Short exercise → Lines holding the string "Ocean" are the ones to copy; find them all in the data.

== Source material

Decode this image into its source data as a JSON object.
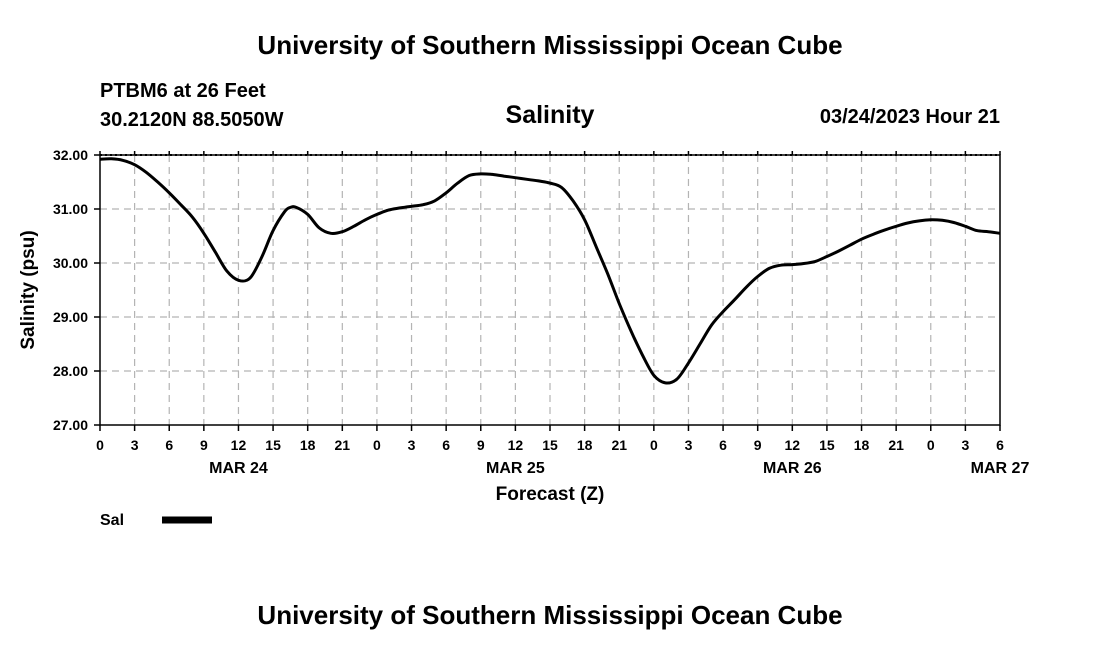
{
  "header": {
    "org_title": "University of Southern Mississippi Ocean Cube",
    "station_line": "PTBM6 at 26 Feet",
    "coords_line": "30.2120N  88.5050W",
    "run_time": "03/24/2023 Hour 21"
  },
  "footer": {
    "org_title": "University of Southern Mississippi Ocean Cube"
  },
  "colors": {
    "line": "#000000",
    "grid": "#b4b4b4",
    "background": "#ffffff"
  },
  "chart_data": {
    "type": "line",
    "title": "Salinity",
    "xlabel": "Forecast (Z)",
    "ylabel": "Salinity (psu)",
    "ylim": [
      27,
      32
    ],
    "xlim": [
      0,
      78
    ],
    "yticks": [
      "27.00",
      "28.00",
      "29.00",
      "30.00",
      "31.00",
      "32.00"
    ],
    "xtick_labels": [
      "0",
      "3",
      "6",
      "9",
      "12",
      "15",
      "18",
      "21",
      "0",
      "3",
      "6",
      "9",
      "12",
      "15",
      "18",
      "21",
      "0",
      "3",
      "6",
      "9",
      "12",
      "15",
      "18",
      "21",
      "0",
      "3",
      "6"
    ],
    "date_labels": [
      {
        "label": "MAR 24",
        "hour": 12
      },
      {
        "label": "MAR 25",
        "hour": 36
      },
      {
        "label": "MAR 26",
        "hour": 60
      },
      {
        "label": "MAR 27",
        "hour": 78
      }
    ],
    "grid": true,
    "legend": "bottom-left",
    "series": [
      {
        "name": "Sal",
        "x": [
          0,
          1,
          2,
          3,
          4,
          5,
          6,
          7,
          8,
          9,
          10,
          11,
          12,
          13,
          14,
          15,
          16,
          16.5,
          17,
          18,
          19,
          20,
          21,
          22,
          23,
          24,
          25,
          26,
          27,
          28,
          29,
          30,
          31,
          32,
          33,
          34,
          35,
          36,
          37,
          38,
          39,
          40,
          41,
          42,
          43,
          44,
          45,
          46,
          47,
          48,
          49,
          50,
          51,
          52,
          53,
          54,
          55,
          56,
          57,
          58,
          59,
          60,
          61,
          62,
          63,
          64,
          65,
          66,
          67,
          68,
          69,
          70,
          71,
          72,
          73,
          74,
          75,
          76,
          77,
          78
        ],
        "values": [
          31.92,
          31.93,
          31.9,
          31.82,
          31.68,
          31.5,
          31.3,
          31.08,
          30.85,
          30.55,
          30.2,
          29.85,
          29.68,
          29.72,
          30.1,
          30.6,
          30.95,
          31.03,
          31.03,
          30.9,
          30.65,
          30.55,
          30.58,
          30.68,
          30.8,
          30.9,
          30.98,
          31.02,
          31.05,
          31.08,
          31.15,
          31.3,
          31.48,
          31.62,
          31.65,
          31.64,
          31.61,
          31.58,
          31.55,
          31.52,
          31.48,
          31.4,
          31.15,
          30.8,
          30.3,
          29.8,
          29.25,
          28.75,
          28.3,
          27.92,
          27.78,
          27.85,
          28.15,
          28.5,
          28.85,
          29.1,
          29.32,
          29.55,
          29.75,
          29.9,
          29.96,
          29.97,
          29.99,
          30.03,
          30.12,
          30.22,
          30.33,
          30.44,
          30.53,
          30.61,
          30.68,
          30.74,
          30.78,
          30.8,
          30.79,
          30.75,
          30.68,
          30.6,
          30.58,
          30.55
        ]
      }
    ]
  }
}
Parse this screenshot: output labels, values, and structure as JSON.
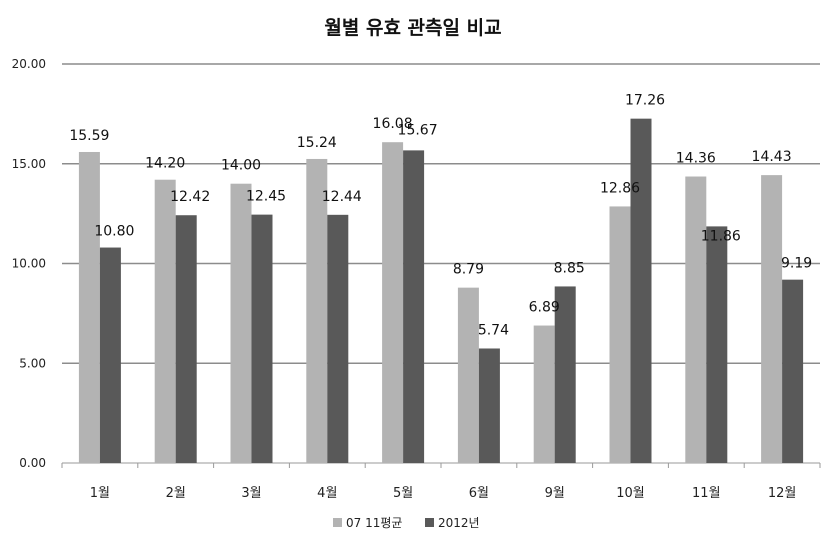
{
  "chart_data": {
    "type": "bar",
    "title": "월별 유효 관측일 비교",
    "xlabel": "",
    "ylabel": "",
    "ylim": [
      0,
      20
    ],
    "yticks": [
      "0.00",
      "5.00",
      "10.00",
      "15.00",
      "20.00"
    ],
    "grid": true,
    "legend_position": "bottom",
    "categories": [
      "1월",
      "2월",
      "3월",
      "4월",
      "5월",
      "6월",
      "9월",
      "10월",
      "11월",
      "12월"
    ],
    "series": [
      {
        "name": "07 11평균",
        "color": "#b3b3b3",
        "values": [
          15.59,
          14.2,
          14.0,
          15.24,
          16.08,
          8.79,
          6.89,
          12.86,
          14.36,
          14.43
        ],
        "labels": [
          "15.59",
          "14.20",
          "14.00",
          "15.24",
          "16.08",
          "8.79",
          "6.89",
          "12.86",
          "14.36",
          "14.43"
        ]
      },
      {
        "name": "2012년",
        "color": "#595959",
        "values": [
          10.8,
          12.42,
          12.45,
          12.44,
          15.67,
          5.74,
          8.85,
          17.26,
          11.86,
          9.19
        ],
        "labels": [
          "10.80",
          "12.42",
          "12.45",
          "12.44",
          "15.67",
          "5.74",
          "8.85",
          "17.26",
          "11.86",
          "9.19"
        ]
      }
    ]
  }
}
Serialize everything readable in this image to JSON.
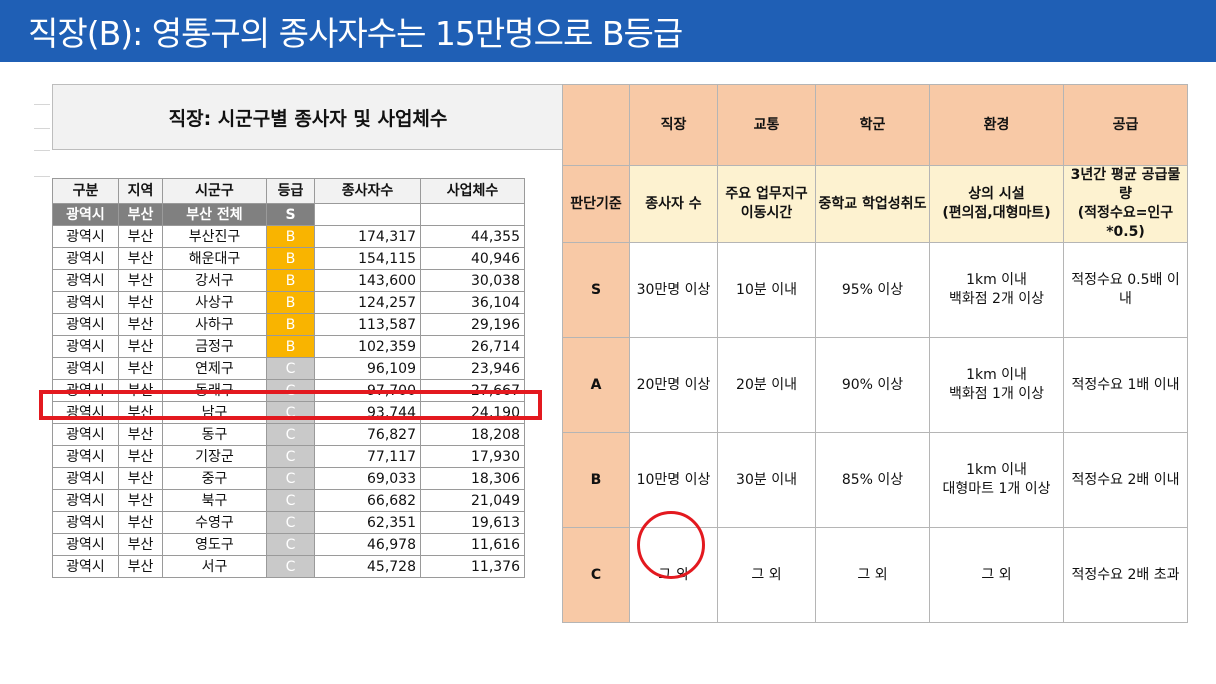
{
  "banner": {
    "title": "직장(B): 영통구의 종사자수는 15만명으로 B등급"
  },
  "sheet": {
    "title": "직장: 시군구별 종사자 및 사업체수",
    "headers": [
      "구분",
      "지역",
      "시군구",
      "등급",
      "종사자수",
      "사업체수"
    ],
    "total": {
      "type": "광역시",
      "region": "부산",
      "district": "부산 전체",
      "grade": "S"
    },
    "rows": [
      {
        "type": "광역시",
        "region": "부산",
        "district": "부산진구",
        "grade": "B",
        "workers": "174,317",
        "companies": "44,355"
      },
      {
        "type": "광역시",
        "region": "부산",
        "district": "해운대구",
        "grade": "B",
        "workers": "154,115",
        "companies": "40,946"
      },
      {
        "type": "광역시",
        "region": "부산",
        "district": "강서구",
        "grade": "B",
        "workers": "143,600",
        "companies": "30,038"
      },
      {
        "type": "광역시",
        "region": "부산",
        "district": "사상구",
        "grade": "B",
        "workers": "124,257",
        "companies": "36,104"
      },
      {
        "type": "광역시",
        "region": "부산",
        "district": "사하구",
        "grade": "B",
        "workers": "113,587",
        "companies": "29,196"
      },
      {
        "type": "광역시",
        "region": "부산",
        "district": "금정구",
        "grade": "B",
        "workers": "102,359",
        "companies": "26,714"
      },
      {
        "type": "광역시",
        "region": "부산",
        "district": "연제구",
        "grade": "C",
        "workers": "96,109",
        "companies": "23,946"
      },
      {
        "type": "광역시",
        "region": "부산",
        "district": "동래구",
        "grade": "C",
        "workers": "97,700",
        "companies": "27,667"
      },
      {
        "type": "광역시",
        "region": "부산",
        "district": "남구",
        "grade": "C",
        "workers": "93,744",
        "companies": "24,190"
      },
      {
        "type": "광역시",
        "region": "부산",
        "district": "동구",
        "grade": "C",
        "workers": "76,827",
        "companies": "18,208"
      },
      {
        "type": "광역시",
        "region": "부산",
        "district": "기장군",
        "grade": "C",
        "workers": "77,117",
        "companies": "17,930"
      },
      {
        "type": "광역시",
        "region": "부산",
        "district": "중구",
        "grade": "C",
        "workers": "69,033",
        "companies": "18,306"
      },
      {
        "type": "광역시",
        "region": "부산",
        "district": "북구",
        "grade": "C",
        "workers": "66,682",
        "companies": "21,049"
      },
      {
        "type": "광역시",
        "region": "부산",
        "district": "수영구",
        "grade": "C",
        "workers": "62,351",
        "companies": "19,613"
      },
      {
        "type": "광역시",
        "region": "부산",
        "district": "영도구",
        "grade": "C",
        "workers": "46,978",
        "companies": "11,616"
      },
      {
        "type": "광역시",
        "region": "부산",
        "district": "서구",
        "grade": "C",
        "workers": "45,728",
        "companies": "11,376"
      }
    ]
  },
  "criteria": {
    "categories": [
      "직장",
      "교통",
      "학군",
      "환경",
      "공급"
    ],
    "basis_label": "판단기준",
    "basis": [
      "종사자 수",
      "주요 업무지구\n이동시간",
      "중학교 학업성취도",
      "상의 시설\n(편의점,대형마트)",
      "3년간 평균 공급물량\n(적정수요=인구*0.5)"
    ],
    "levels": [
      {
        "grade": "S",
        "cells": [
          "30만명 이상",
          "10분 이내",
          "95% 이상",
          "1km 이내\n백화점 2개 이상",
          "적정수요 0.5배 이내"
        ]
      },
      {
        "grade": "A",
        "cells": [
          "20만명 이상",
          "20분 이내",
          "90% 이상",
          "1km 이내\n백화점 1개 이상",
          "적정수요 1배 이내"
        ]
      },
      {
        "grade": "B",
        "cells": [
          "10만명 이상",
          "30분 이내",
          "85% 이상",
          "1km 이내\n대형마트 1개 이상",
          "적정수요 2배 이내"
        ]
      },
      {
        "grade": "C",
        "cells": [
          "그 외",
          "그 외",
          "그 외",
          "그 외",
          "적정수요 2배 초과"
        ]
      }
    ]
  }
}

====

Task response →
    "org_title": "University of Southern Mississippi Ocean Cube",
    "org_title": "University of Southern Mississippi Ocean Cube"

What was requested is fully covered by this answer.